#### PROBLEM TO WORK ON
Which lines hold the word "Tribal"? Copy each of them.

--- start EXERCISE INPUT ---

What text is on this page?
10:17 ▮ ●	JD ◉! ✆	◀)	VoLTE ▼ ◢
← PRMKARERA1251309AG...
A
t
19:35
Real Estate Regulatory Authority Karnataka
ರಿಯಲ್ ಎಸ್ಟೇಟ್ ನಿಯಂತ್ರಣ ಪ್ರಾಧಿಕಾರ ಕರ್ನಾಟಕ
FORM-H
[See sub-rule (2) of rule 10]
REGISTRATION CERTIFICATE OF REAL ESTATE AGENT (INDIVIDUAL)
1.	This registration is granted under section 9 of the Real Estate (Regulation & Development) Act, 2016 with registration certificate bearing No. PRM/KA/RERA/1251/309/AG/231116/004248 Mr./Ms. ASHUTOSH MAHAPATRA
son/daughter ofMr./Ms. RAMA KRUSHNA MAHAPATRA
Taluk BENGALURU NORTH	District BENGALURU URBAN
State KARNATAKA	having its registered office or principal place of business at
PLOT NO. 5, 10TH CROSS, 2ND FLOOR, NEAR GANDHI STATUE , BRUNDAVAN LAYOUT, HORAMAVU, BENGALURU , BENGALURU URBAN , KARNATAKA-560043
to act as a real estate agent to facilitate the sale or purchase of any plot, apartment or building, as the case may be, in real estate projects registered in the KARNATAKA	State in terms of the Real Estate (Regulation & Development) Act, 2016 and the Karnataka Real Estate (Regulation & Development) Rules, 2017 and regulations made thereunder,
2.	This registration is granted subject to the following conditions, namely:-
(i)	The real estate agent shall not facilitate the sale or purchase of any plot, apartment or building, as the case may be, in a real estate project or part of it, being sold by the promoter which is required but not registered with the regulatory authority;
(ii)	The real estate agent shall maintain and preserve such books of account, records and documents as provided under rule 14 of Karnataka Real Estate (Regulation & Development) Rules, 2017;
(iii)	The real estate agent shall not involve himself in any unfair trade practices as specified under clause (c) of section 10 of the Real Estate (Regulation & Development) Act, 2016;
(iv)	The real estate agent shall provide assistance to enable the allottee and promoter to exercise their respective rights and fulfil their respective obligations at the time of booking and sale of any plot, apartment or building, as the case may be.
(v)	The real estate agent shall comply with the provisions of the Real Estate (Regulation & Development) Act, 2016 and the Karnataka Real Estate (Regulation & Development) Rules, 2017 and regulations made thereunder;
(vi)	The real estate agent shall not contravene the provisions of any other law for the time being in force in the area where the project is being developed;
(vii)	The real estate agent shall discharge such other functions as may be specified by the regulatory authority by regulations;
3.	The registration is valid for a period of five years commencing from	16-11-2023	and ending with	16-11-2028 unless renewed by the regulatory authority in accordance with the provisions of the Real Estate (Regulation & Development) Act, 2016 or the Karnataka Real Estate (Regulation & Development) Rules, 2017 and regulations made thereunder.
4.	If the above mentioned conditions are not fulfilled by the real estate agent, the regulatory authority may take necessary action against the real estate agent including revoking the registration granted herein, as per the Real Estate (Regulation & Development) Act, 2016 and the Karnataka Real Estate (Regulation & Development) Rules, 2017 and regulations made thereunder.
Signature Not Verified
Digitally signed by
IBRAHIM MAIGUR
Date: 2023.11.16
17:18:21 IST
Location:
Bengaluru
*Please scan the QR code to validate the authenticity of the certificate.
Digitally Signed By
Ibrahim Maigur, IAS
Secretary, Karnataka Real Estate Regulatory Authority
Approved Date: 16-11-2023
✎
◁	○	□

--- end EXERCISE INPUT ---
--- start EXERCISE INPUT ---

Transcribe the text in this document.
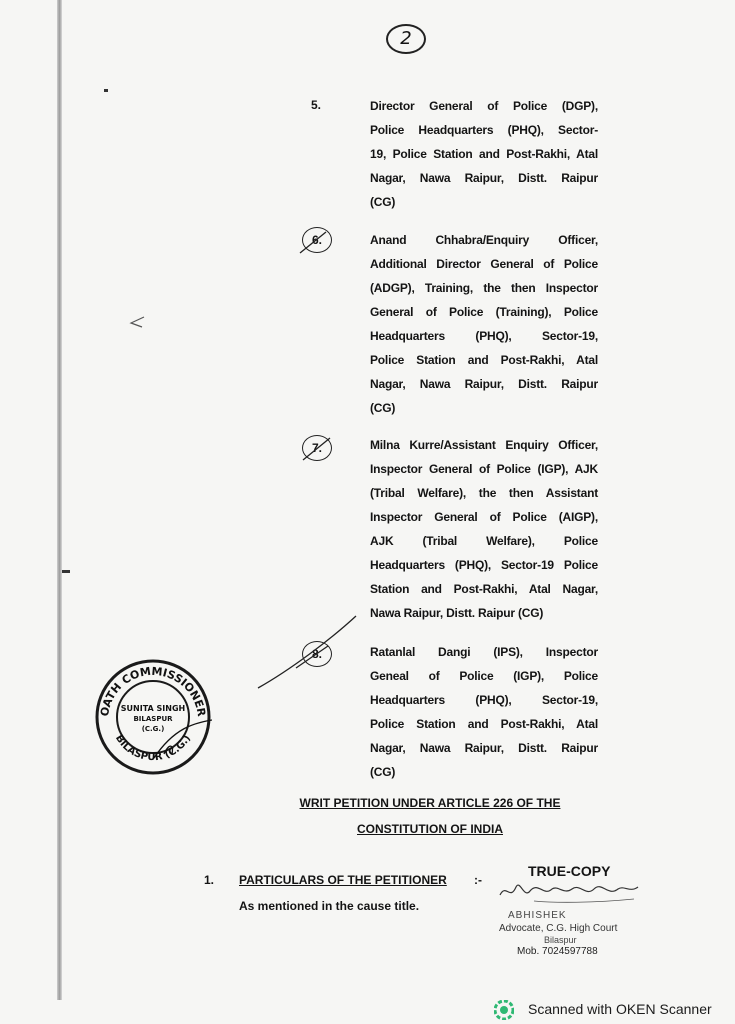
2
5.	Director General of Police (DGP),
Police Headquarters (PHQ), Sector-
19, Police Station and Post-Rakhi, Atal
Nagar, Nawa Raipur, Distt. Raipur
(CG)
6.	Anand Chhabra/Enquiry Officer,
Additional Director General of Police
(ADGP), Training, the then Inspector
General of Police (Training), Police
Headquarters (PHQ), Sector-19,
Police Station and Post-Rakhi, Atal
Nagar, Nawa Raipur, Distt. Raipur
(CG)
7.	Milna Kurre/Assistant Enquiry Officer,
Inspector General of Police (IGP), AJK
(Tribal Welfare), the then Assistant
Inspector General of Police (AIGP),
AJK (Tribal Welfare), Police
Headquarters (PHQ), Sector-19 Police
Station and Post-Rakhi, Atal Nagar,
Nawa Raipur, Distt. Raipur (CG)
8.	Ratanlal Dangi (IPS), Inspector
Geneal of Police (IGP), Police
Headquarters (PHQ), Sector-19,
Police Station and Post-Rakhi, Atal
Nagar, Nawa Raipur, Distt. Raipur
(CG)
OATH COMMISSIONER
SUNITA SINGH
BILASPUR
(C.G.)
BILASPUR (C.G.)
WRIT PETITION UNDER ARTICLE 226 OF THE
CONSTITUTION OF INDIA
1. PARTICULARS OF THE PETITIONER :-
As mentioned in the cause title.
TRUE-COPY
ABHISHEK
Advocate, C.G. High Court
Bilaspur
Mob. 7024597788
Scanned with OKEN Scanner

--- end EXERCISE INPUT ---

#### WRITTEN ANSWER
(Tribal Welfare), the then Assistant
AJK (Tribal Welfare), Police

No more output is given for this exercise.